Exercise objective:
Reproduce every row below verbatim, line by line, changing nothing.

● ● ● ● ● ● ●

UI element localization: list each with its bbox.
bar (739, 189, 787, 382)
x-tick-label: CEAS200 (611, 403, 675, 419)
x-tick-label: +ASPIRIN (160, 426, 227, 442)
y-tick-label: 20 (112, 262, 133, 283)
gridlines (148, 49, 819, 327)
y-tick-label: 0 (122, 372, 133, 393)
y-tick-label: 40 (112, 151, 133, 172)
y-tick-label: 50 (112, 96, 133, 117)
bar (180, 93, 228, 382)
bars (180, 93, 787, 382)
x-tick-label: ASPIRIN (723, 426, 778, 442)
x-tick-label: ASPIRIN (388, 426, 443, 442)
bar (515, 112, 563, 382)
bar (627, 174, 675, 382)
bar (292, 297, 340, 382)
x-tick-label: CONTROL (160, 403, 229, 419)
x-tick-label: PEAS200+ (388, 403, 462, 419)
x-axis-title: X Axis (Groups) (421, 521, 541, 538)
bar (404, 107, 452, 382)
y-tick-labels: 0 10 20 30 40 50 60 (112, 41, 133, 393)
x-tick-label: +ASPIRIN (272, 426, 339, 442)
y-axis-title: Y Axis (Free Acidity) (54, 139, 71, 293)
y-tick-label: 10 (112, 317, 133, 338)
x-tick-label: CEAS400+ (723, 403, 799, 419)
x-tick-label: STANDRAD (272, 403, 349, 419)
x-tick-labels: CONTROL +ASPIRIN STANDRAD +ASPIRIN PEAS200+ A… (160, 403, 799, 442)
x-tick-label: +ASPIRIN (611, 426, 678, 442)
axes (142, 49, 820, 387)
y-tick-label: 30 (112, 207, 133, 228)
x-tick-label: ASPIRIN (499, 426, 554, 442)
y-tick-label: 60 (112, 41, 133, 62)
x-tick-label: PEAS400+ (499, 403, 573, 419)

● ● ● ● ● ● ●

Exercise solution:
UI element localization: list each with its bbox.
bar (739, 189, 787, 382)
x-tick-label: CEAS200 (611, 403, 675, 419)
x-tick-label: +ASPIRIN (160, 426, 227, 442)
y-tick-label: 20 (112, 262, 133, 283)
gridlines (148, 49, 819, 327)
y-tick-label: 0 (122, 372, 133, 393)
y-tick-label: 40 (112, 151, 133, 172)
y-tick-label: 50 (112, 96, 133, 117)
bar (180, 93, 228, 382)
bars (180, 93, 787, 382)
x-tick-label: ASPIRIN (723, 426, 778, 442)
x-tick-label: ASPIRIN (388, 426, 443, 442)
bar (515, 112, 563, 382)
bar (627, 174, 675, 382)
bar (292, 297, 340, 382)
x-tick-label: CONTROL (160, 403, 229, 419)
x-tick-label: PEAS200+ (388, 403, 462, 419)
x-axis-title: X Axis (Groups) (421, 521, 541, 538)
bar (404, 107, 452, 382)
y-tick-labels: 0 10 20 30 40 50 60 (112, 41, 133, 393)
x-tick-label: +ASPIRIN (272, 426, 339, 442)
y-axis-title: Y Axis (Free Acidity) (54, 139, 71, 293)
y-tick-label: 10 (112, 317, 133, 338)
x-tick-label: CEAS400+ (723, 403, 799, 419)
x-tick-label: STANDRAD (272, 403, 349, 419)
x-tick-labels: CONTROL +ASPIRIN STANDRAD +ASPIRIN PEAS200+ A… (160, 403, 799, 442)
x-tick-label: +ASPIRIN (611, 426, 678, 442)
axes (142, 49, 820, 387)
y-tick-label: 30 (112, 207, 133, 228)
x-tick-label: ASPIRIN (499, 426, 554, 442)
y-tick-label: 60 (112, 41, 133, 62)
x-tick-label: PEAS400+ (499, 403, 573, 419)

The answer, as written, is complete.